**Data shown:**
•••

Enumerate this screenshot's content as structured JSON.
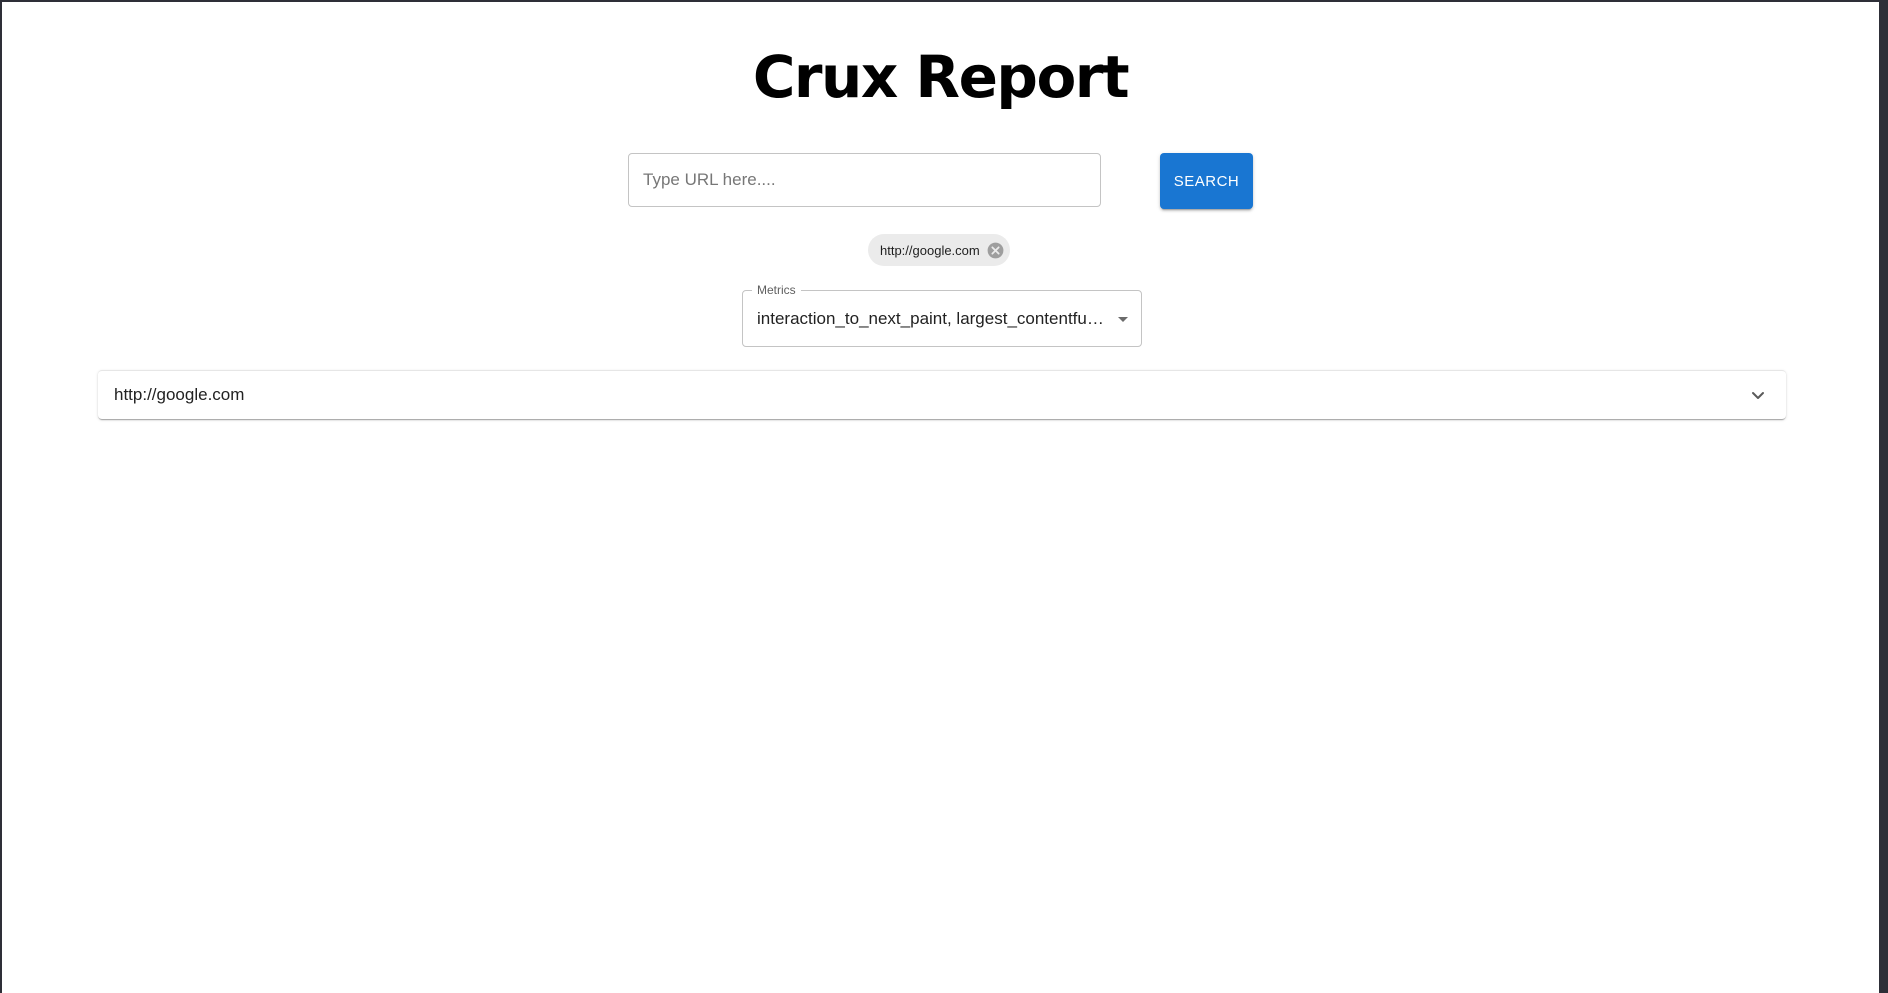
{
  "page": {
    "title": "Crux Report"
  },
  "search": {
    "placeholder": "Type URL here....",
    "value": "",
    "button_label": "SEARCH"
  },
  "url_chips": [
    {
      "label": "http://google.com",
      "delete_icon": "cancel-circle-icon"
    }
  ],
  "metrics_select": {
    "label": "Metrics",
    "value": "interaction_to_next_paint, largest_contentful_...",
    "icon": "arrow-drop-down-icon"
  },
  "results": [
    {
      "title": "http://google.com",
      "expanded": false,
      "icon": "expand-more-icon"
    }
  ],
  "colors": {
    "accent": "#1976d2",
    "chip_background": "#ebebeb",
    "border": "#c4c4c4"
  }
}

•••

**Work to complete:** Every entry above is to be set down exactly; the pictures are to be left out.

**Output for this task:**
Enumerate this screenshot's content as structured JSON.
{
  "page": {
    "title": "Crux Report"
  },
  "search": {
    "placeholder": "Type URL here....",
    "value": "",
    "button_label": "SEARCH"
  },
  "url_chips": [
    {
      "label": "http://google.com",
      "delete_icon": "cancel-circle-icon"
    }
  ],
  "metrics_select": {
    "label": "Metrics",
    "value": "interaction_to_next_paint, largest_contentful_...",
    "icon": "arrow-drop-down-icon"
  },
  "results": [
    {
      "title": "http://google.com",
      "expanded": false,
      "icon": "expand-more-icon"
    }
  ],
  "colors": {
    "accent": "#1976d2",
    "chip_background": "#ebebeb",
    "border": "#c4c4c4"
  }
}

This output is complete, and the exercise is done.